>>

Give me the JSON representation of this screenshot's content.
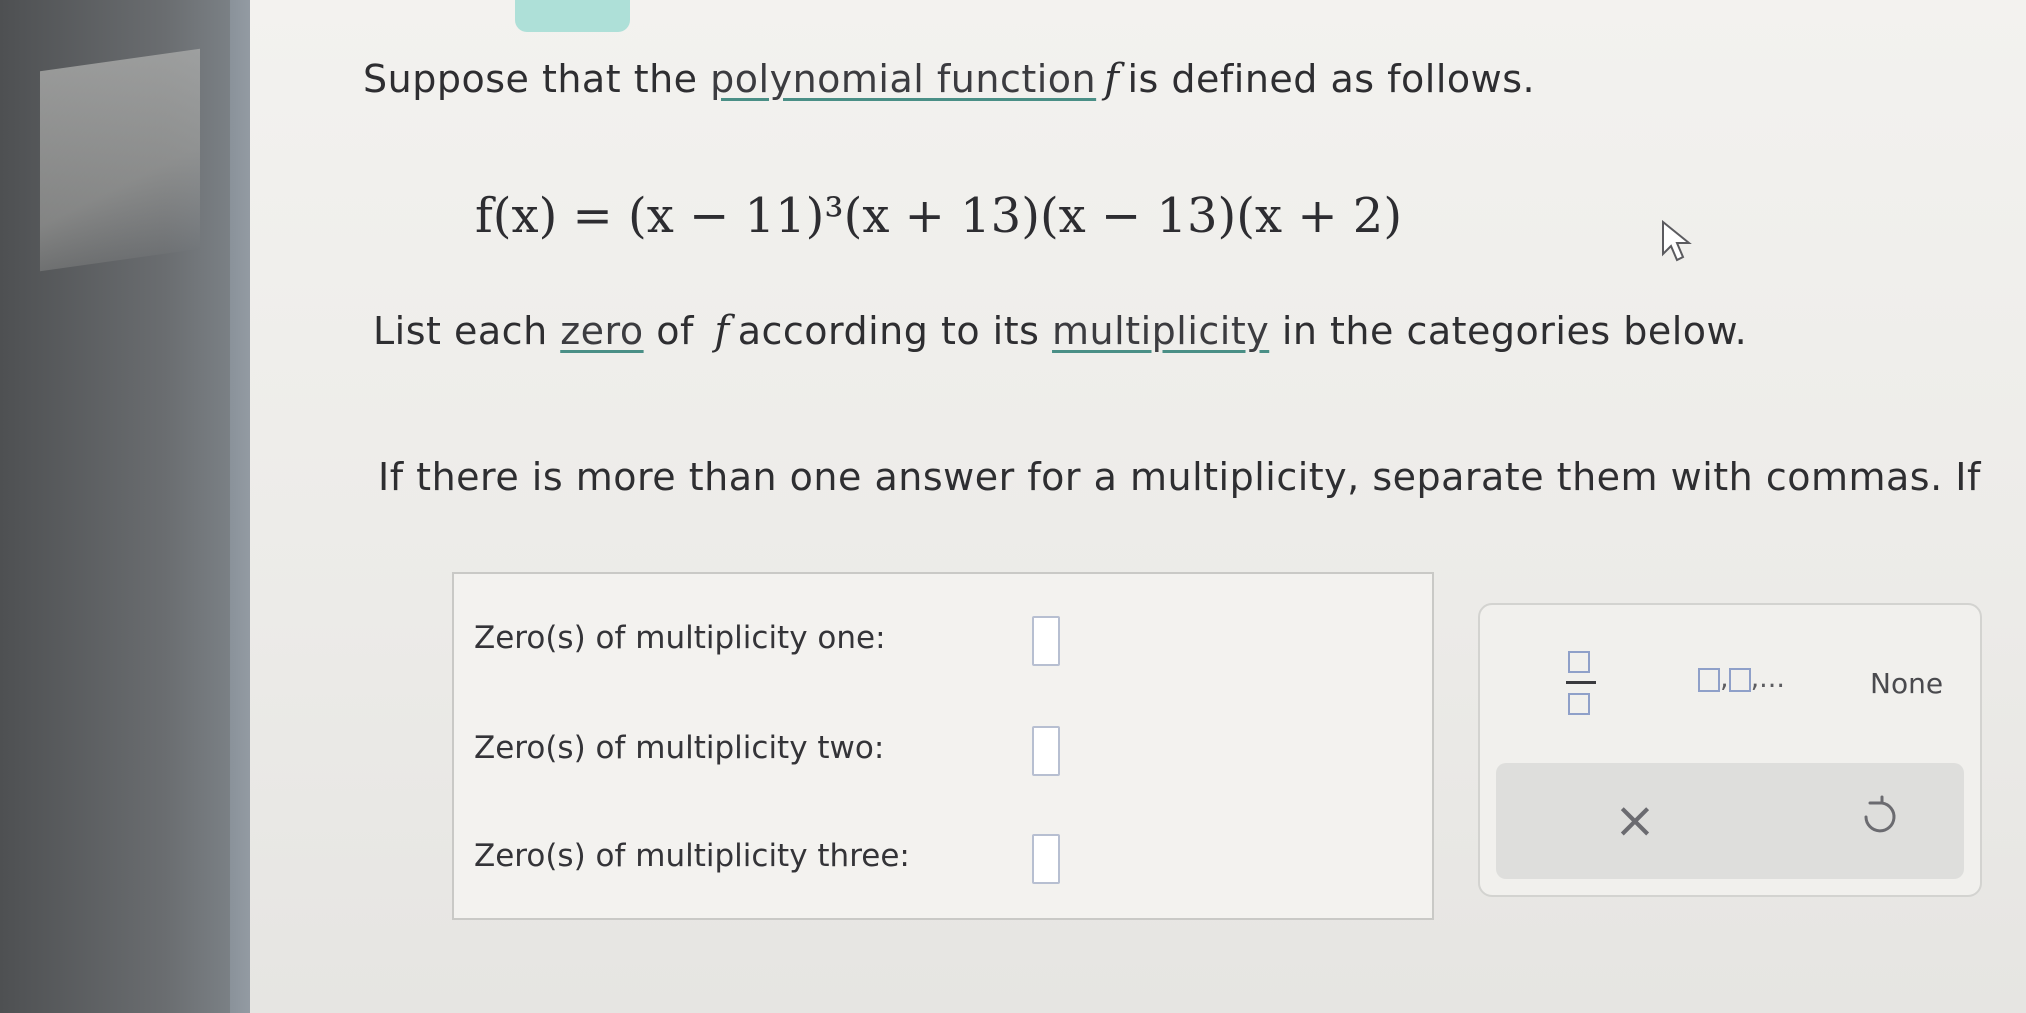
{
  "intro": {
    "prefix": "Suppose that the ",
    "term_polynomial": "polynomial function",
    "f_symbol": "f",
    "suffix": "is defined as follows."
  },
  "formula": "f(x) = (x − 11)³(x + 13)(x − 13)(x + 2)",
  "instruction": {
    "prefix": "List each ",
    "term_zero": "zero",
    "mid1": " of ",
    "f_symbol": "f",
    "mid2": "according to its ",
    "term_multiplicity": "multiplicity",
    "suffix": " in the categories below."
  },
  "note": "If there is more than one answer for a multiplicity, separate them with commas. If",
  "answers": {
    "rows": [
      {
        "label": "Zero(s) of multiplicity one:",
        "value": ""
      },
      {
        "label": "Zero(s) of multiplicity two:",
        "value": ""
      },
      {
        "label": "Zero(s) of multiplicity three:",
        "value": ""
      }
    ]
  },
  "toolbar": {
    "fraction_icon": "fraction-icon",
    "list_label": ",...",
    "none_label": "None",
    "clear_icon": "×",
    "undo_icon": "undo-icon"
  },
  "colors": {
    "accent_teal": "#aee0d8",
    "underline": "#4a8f86",
    "input_border": "#b7bfd1"
  }
}
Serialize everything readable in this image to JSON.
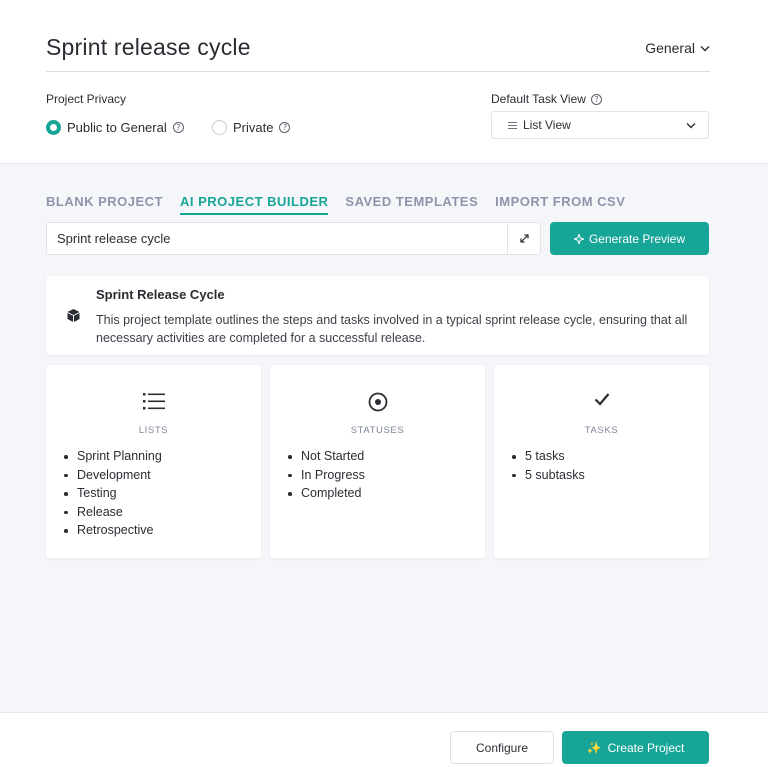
{
  "header": {
    "title": "Sprint release cycle",
    "space_select": "General"
  },
  "privacy": {
    "label": "Project Privacy",
    "options": [
      {
        "label": "Public to General",
        "selected": true
      },
      {
        "label": "Private",
        "selected": false
      }
    ]
  },
  "task_view": {
    "label": "Default Task View",
    "value": "List View"
  },
  "tabs": [
    {
      "label": "BLANK PROJECT",
      "active": false
    },
    {
      "label": "AI PROJECT BUILDER",
      "active": true
    },
    {
      "label": "SAVED TEMPLATES",
      "active": false
    },
    {
      "label": "IMPORT FROM CSV",
      "active": false
    }
  ],
  "prompt": {
    "value": "Sprint release cycle",
    "generate_label": "Generate Preview"
  },
  "summary": {
    "title": "Sprint Release Cycle",
    "description": "This project template outlines the steps and tasks involved in a typical sprint release cycle, ensuring that all necessary activities are completed for a successful release."
  },
  "cards": {
    "lists": {
      "heading": "LISTS",
      "icon": "list-icon",
      "items": [
        "Sprint Planning",
        "Development",
        "Testing",
        "Release",
        "Retrospective"
      ]
    },
    "statuses": {
      "heading": "STATUSES",
      "icon": "target-icon",
      "items": [
        "Not Started",
        "In Progress",
        "Completed"
      ]
    },
    "tasks": {
      "heading": "TASKS",
      "icon": "check-icon",
      "items": [
        "5 tasks",
        "5 subtasks"
      ]
    }
  },
  "footer": {
    "configure_label": "Configure",
    "create_label": "Create Project"
  },
  "colors": {
    "accent": "#17a597",
    "tab_inactive": "#8e95ab",
    "background": "#f5f6fa"
  }
}
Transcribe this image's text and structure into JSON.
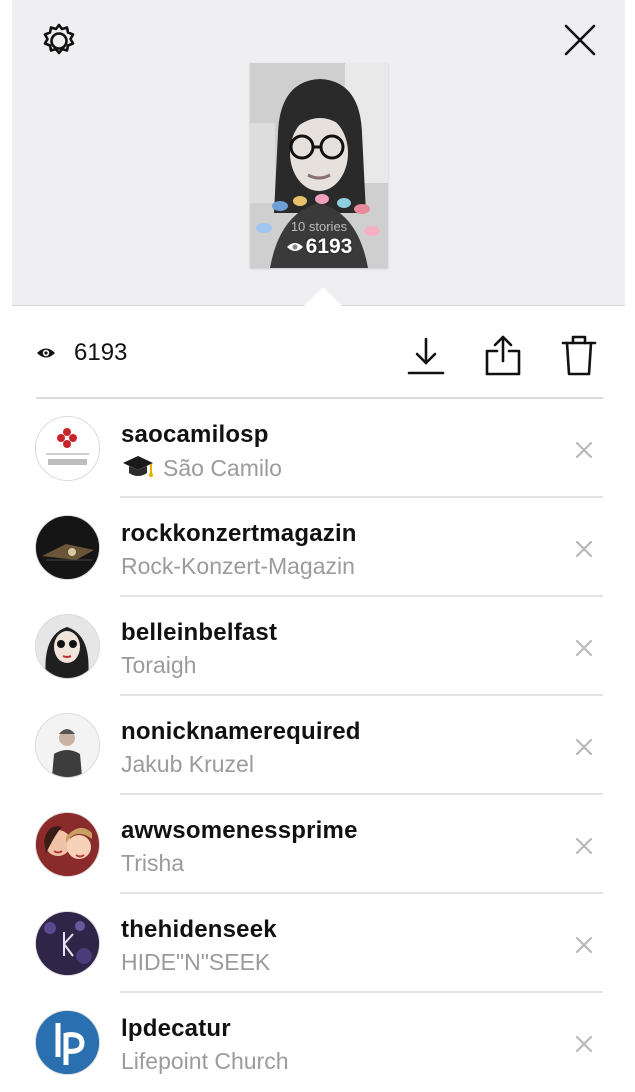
{
  "header": {
    "settings_icon": "gear-icon",
    "close_icon": "close-icon",
    "thumbnail": {
      "caption": "10 stories",
      "views": "6193"
    }
  },
  "stats": {
    "eye_icon": "eye-icon",
    "view_count": "6193",
    "actions": [
      "download-icon",
      "share-icon",
      "trash-icon"
    ]
  },
  "viewers": [
    {
      "username": "saocamilosp",
      "fullname": "São Camilo",
      "has_emoji": true,
      "avatar_color": "#ffffff"
    },
    {
      "username": "rockkonzertmagazin",
      "fullname": "Rock-Konzert-Magazin",
      "has_emoji": false,
      "avatar_color": "#1c1c1c"
    },
    {
      "username": "belleinbelfast",
      "fullname": "Toraigh",
      "has_emoji": false,
      "avatar_color": "#e9e9e9"
    },
    {
      "username": "nonicknamerequired",
      "fullname": "Jakub Kruzel",
      "has_emoji": false,
      "avatar_color": "#f4f4f4"
    },
    {
      "username": "awwsomenessprime",
      "fullname": "Trisha",
      "has_emoji": false,
      "avatar_color": "#c75a3f"
    },
    {
      "username": "thehidenseek",
      "fullname": "HIDE\"N\"SEEK",
      "has_emoji": false,
      "avatar_color": "#3a2f59"
    },
    {
      "username": "lpdecatur",
      "fullname": "Lifepoint Church",
      "has_emoji": false,
      "avatar_color": "#2a6fb0"
    }
  ],
  "colors": {
    "top_background": "#efeff1",
    "secondary_text": "#9b9b9b",
    "primary_text": "#111111",
    "remove_icon": "#b9b9bb"
  }
}
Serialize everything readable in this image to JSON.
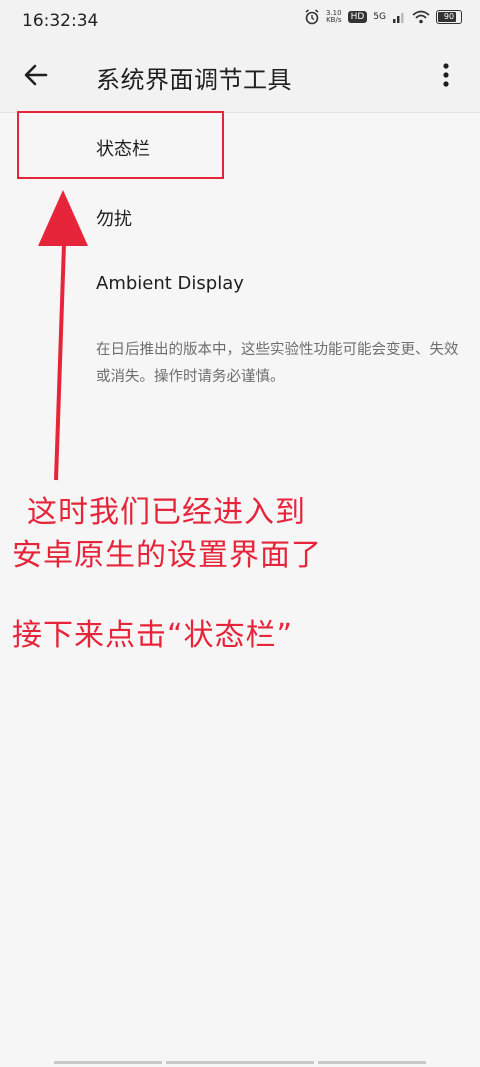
{
  "status_bar": {
    "time": "16:32:34",
    "net_speed_value": "3.10",
    "net_speed_unit": "KB/s",
    "hd_label": "HD",
    "signal_label": "5G",
    "battery_level": "90"
  },
  "toolbar": {
    "title": "系统界面调节工具"
  },
  "settings": {
    "items": [
      {
        "label": "状态栏"
      },
      {
        "label": "勿扰"
      },
      {
        "label": "Ambient Display"
      }
    ],
    "footer_note": "在日后推出的版本中，这些实验性功能可能会变更、失效或消失。操作时请务必谨慎。"
  },
  "annotation": {
    "color": "#e6253a",
    "line1": "这时我们已经进入到",
    "line2": "安卓原生的设置界面了",
    "line3": "接下来点击“状态栏”"
  }
}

<<

Pick out the lines above that hold the string "true" and show them.

        "selected": true
      "active": true
      "has_emoji": true,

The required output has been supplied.